# start of DATA ENTRIES
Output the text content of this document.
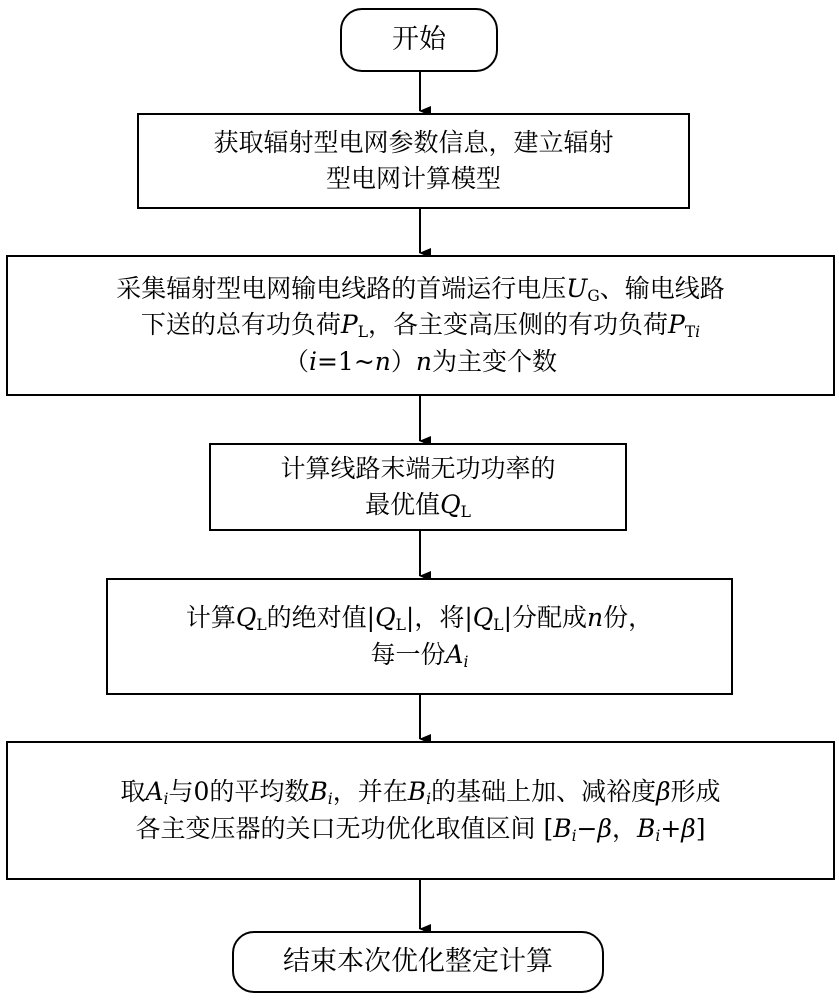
开始
获取辐射型电网参数信息，建立辐射
型电网计算模型
采集辐射型电网输电线路的首端运行电压$U_G$、输电线路
下送的总有功负荷$P_L$，各主变高压侧的有功负荷$P_{Ti}$
（i=1~n）n为主变个数
计算线路末端无功功率的
最优值$Q_L$
计算$Q_L$的绝对值$|Q_L|$，将$|Q_L|$分配成n份，
每一份$A_i$
取$A_i$与0的平均数$B_i$，并在$B_i$的基础上加、减裕度β形成
各主变压器的关口无功优化取值区间 [$B_i-\beta$，$B_i+\beta$]
结束本次优化整定计算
# end of DATA ENTRIES
EXERCISE DETAILS: Write the records out once more, exactly as they appear, with no pictures.

TASK OUTPUT:
Output the text content of this document.
开始
获取辐射型电网参数信息，建立辐射
型电网计算模型
采集辐射型电网输电线路的首端运行电压$U_G$、输电线路
下送的总有功负荷$P_L$，各主变高压侧的有功负荷$P_{Ti}$
（i=1~n）n为主变个数
计算线路末端无功功率的
最优值$Q_L$
计算$Q_L$的绝对值$|Q_L|$，将$|Q_L|$分配成n份，
每一份$A_i$
取$A_i$与0的平均数$B_i$，并在$B_i$的基础上加、减裕度β形成
各主变压器的关口无功优化取值区间 [$B_i-\beta$，$B_i+\beta$]
结束本次优化整定计算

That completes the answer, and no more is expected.